● TEXT SECTION:
◇ ◇ ◇ ◇

Nektar++ on ARCHER2

The ARCHER2 national supercomputer is a world class advanced computing resource and is the successor to ARCHER. This guide is intended to provide basic instructions for compiling the Nektar++ stable release or master branch on the ARCHER2 system.

To log into ARCHER2 you should use the address:

ssh [userID]@login.archer2.ac.uk

Compilation Instruction

ARCHER2 uses module based system to load various system modules. For compiling Nektar++ on ARCHER2 we need to choose the GNU compiler suite and load required modules. Note that git is automatically available on the system.

A brief summary of module commands on ARCHER2 (from ARCHER2 documentations):

module list [name] – List modules currently loaded in your environment, optionally filtered by [name]
module avail [name] – List modules available, optionally filtered by [name]
module spider [name][/version] – Search available modules (including hidden modules) and provide information on modules
module load name – Load the module called name into your environment
module remove name – Remove the module called name from your environment
module swap old new – Swap module new for module old in your environment
module help name – Show help information on module name
module show name – List what module name actually does to your environment

Basic module commands are briefly explained here.

◇ ◇ ◇ ◇

● DATA EXCERPTS:
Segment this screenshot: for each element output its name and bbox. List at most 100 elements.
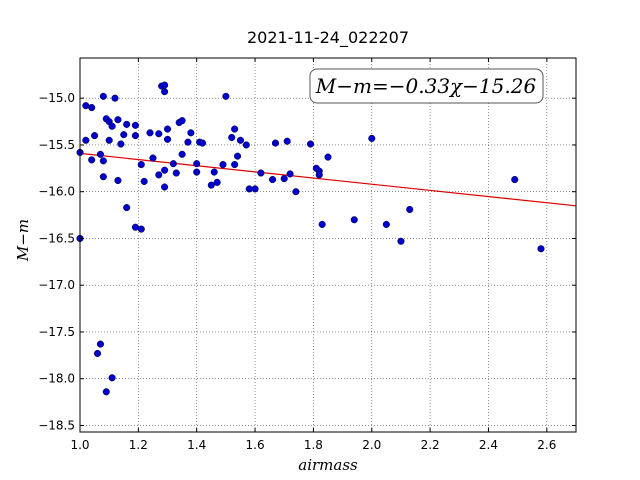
data-point — [155, 130, 163, 138]
data-point — [102, 388, 110, 396]
data-point — [123, 120, 131, 128]
x-tick-label: 1.4 — [187, 438, 206, 452]
data-point — [93, 349, 102, 358]
data-point — [234, 152, 242, 160]
x-tick-label: 1.8 — [304, 438, 323, 452]
y-tick-label: −15.5 — [38, 138, 75, 152]
data-point — [99, 92, 107, 100]
data-point — [537, 245, 545, 253]
data-point — [231, 161, 239, 169]
data-point — [137, 225, 145, 233]
data-point — [315, 171, 323, 179]
fit-equation-label: M−m=−0.33χ−15.26 — [315, 74, 537, 98]
data-point — [271, 139, 280, 147]
data-point — [193, 168, 201, 176]
data-point — [193, 160, 201, 168]
x-axis-label: airmass — [298, 456, 358, 474]
chart-title: 2021-11-24_022207 — [247, 28, 409, 48]
data-point — [96, 150, 104, 158]
x-tick-label: 2.4 — [479, 438, 498, 452]
y-tick-label: −16.5 — [38, 231, 75, 245]
data-point — [140, 177, 148, 185]
data-point — [108, 122, 116, 130]
data-point — [105, 136, 113, 144]
data-point — [146, 129, 154, 137]
data-point — [88, 156, 96, 164]
data-point — [96, 340, 104, 348]
x-tick-label: 2.0 — [362, 438, 381, 452]
y-tick-label: −18.0 — [38, 372, 75, 386]
data-point — [231, 125, 239, 133]
plot-frame — [79, 57, 577, 433]
data-point — [114, 176, 122, 185]
data-point — [406, 205, 414, 214]
fit-line-group — [79, 152, 577, 207]
data-point — [131, 121, 139, 129]
data-point — [163, 125, 172, 133]
fit-line — [79, 152, 577, 207]
y-tick-label: −17.0 — [38, 278, 75, 292]
data-point — [178, 117, 186, 125]
y-tick-label: −18.5 — [38, 418, 75, 432]
data-point — [137, 161, 145, 169]
x-tick-label: 1.2 — [129, 438, 148, 452]
data-point — [184, 138, 192, 146]
x-tick-label: 2.2 — [421, 438, 440, 452]
data-point — [350, 216, 358, 224]
data-point — [155, 171, 163, 179]
data-point — [286, 170, 294, 178]
data-point — [219, 161, 227, 169]
data-point — [280, 175, 288, 183]
data-point — [172, 169, 180, 177]
data-point — [161, 81, 169, 89]
data-point — [108, 374, 116, 382]
data-point — [210, 168, 218, 176]
data-point — [120, 131, 128, 139]
data-point — [257, 169, 265, 177]
data-point — [131, 132, 139, 140]
data-point — [114, 116, 122, 124]
data-point — [306, 140, 315, 148]
data-point — [82, 136, 90, 144]
data-point — [511, 176, 519, 184]
data-point — [368, 134, 376, 142]
data-point — [207, 181, 215, 189]
data-point — [397, 237, 405, 245]
data-point — [269, 176, 277, 184]
data-point — [213, 178, 221, 186]
data-point — [228, 133, 236, 142]
data-point — [222, 92, 230, 100]
data-points — [76, 81, 545, 396]
data-point — [283, 137, 291, 145]
data-point — [161, 88, 169, 96]
y-tick-label: −17.5 — [38, 325, 75, 339]
data-point — [187, 129, 195, 137]
data-point — [82, 102, 90, 110]
data-point — [99, 157, 107, 165]
data-point — [318, 220, 326, 228]
data-point — [117, 140, 125, 148]
data-point — [292, 188, 300, 196]
data-point — [242, 141, 250, 149]
data-point — [149, 154, 157, 162]
y-tick-label: −15.0 — [38, 91, 75, 105]
data-point — [123, 204, 131, 212]
data-point — [198, 139, 207, 147]
y-axis-label: M−m — [14, 219, 32, 262]
data-point — [111, 94, 119, 102]
data-point — [169, 160, 177, 168]
data-point — [88, 104, 96, 112]
x-tick-label: 1.6 — [246, 438, 265, 452]
data-point — [131, 223, 139, 231]
data-point — [324, 153, 332, 161]
data-point — [382, 220, 390, 228]
axis-ticks: 1.0 1.2 1.4 1.6 1.8 2.0 2.2 2.4 2.6 −15.0 −15.5 −16… — [38, 58, 576, 452]
data-point — [99, 173, 107, 181]
x-tick-label: 2.6 — [537, 438, 556, 452]
fit-annotation-frame — [309, 68, 544, 104]
data-point — [178, 150, 186, 158]
x-tick-label: 1.0 — [70, 438, 89, 452]
data-point — [161, 183, 169, 191]
data-point — [236, 136, 245, 144]
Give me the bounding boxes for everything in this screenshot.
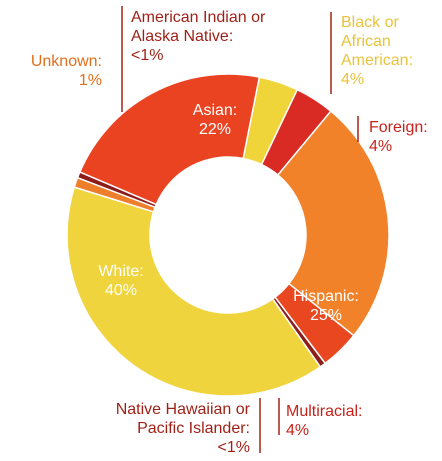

◇ ◇ ◇ ◇

● EXERCISE REQUIREMENTS:
Rewrite the part of the Nektar++ on ARCHER2 guide between "ARCHER2 uses module" and "on the system.", inclusive, replacing "GNU compiler suite" with "Cray compiler suite".

● TASK RESPONSE:
ARCHER2 uses module based system to load various system modules. For compiling Nektar++ on ARCHER2 we need to choose the Cray compiler suite and load required modules. Note that git is automatically available on the system.